- **Your tasks**
(a) Transcribe the Smalltalk mailing-list post from "Peter William Lount" up to and including "b. c] objects.".
(b) In the Smalltalk mailing-list post, what does sending #value to the block "[a. b. c]" retain?
╭─ Extract provided
Fear and loathing of the "perification" of Smalltalk

Peter William Lount peter at smalltalk.org
Tue Sep 4 23:01:08 UTC 2007


Damien Pollet wrote:
> On 04/09/07, Bert Freudenberg <bert at freudenbergs.de> wrote:
>   
>>>>     "Same as using curly braces but importantly NO syntax changes
>>>> needed!"
>>>>     list := [a. b. c] objects.
>>>>         
>>> But  a. b. c  is a sequence that evaluates to the result of c. How can
>>> the block see a and b without doing dirty tricks accessing its own
>>> source code ?
>>>       
>> "[a. b. c]" is just a block defining a sequence of statements. The
>> value depends on how you evaluate that block - sending #value only
>> retains the last value, but you could as well define another
>> evaluation strategy by sending another message.
>>     
>
> But that involves VM and semantics changes that are far more heavier
> than just adding syntactic sugar... 
No, the changes wouldn't be any more complex than what was done for 
curly braces except for adding the parameterization of the passing in of 
the collection that you want the results to flow into (including streams).
> To me a. b. c really means "evaluate a then b then c and return the result of c". 
For normal default evaluation yes.
╰─
╭─ Recorded information
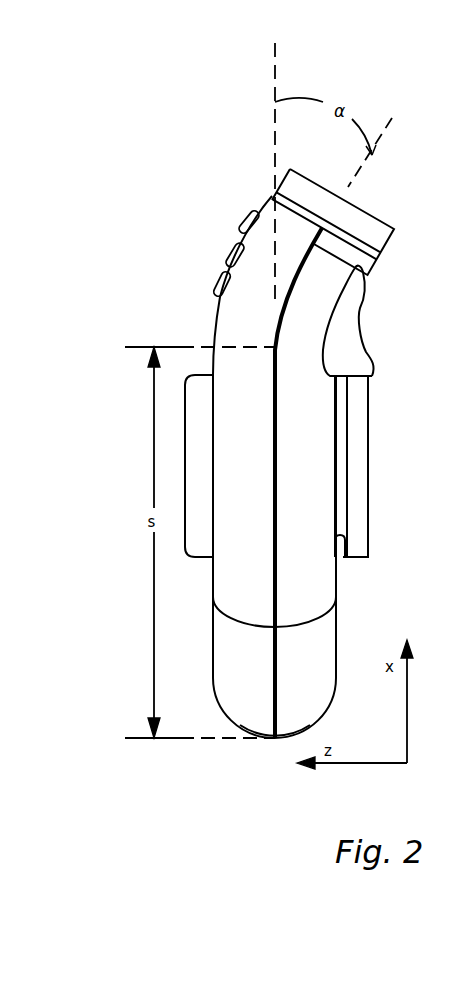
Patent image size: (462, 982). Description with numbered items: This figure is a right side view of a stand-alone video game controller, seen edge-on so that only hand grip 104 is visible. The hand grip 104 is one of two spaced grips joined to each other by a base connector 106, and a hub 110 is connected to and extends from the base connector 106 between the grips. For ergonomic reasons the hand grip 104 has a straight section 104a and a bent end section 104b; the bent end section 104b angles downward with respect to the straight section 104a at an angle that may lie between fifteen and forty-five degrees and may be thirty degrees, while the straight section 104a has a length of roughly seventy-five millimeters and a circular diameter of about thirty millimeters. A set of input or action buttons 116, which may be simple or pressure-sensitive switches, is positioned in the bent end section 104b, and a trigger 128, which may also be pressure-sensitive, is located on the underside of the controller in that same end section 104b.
╰─
- **Results by task**
(a)
Peter William Lount peter at smalltalk.org
Tue Sep 4 23:01:08 UTC 2007


Damien Pollet wrote:
> On 04/09/07, Bert Freudenberg <bert at freudenbergs.de> wrote:
>   
>>>>     "Same as using curly braces but importantly NO syntax changes
>>>> needed!"
>>>>     list := [a. b. c] objects.

(b) Only the last value.